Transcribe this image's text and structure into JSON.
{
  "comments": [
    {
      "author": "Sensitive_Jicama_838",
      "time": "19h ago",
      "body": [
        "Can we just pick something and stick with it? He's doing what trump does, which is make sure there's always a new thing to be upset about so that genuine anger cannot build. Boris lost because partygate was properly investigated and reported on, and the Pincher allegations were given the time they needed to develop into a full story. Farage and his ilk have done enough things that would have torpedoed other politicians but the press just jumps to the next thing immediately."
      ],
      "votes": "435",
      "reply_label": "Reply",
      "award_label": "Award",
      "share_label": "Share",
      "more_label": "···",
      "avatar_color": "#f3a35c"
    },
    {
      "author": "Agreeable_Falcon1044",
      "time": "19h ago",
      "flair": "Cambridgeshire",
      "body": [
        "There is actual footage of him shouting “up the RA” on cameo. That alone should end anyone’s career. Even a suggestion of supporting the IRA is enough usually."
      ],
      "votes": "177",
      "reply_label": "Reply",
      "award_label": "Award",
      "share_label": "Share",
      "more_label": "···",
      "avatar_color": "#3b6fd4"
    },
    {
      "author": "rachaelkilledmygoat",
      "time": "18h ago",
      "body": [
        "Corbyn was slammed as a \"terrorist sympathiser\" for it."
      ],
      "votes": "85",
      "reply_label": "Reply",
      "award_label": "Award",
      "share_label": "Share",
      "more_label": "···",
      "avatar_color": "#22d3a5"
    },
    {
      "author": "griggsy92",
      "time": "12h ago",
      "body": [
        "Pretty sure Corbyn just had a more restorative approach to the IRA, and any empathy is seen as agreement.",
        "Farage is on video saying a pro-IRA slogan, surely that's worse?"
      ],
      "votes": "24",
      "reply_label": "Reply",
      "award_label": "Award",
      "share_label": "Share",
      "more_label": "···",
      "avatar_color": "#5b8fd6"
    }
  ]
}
==
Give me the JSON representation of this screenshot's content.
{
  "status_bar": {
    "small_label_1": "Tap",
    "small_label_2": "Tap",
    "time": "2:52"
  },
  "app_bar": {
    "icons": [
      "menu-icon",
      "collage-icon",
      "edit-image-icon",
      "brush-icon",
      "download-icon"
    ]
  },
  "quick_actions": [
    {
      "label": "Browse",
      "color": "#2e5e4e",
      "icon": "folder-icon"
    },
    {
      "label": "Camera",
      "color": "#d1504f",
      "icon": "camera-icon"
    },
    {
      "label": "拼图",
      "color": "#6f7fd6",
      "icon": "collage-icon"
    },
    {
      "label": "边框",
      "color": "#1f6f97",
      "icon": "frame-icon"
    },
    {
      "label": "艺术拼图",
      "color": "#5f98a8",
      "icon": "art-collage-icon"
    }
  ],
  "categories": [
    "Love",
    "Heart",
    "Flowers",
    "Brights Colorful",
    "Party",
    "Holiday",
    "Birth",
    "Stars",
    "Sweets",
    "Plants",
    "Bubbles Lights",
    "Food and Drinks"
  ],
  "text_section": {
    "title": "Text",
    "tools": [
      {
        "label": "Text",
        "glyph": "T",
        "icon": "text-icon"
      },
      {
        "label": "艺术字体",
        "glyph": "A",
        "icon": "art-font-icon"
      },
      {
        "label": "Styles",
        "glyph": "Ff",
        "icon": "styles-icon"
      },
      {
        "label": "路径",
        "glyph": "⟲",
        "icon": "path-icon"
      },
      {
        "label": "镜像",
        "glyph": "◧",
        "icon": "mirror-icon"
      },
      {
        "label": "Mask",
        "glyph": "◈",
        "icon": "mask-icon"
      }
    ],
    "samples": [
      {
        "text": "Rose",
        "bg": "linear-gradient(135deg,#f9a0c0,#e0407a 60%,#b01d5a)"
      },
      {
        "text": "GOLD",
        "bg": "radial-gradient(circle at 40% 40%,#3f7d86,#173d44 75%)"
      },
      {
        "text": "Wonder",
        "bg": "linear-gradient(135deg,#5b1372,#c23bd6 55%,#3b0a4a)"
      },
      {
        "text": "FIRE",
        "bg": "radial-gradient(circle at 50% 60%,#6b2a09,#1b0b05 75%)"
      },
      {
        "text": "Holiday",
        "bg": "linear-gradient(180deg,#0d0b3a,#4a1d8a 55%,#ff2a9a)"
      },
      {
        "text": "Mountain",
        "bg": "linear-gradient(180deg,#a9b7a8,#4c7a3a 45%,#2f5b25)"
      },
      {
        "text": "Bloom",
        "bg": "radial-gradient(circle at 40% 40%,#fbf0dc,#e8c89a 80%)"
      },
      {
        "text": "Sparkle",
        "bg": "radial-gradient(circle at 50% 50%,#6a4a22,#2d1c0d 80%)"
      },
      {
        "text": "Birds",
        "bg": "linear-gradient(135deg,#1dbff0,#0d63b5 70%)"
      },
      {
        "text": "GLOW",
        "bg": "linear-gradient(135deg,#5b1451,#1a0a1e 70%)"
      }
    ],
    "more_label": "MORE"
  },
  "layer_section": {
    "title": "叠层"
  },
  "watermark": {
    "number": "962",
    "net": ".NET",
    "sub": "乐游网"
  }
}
---
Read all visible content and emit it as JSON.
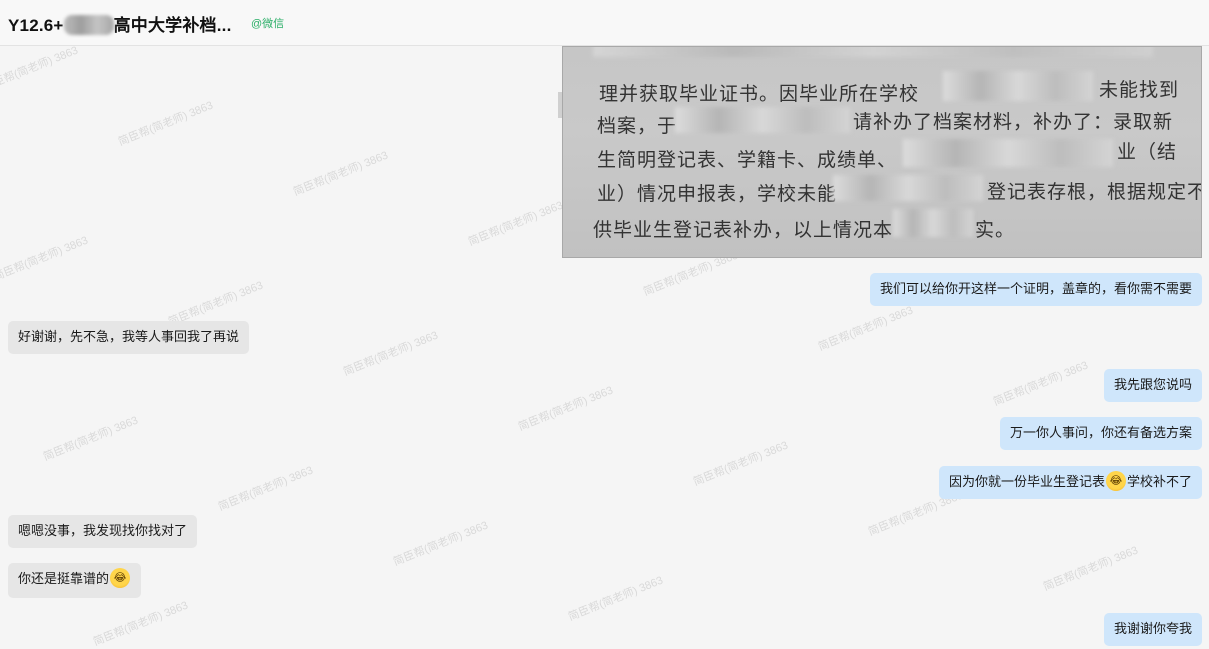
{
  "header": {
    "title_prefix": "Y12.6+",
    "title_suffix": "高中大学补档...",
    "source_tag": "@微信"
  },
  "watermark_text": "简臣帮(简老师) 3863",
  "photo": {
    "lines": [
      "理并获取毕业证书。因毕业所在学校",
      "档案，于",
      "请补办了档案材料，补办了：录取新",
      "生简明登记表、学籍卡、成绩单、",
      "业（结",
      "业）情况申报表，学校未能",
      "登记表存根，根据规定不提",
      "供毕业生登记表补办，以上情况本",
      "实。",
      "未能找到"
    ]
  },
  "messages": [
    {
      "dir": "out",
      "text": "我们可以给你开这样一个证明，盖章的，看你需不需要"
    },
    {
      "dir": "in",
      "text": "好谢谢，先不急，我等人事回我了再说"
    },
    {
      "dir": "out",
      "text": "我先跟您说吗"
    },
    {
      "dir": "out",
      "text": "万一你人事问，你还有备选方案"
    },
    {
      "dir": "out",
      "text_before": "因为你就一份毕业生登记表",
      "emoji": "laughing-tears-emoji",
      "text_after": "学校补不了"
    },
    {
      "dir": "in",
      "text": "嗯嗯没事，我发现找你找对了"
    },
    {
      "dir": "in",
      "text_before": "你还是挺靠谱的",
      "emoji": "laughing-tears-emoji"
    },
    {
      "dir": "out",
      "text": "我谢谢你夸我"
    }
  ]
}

Prompt
Lines that hold the word "laughing" are the ones to return, every one of them.

Reply to the exercise
      "emoji": "laughing-tears-emoji",
      "emoji": "laughing-tears-emoji"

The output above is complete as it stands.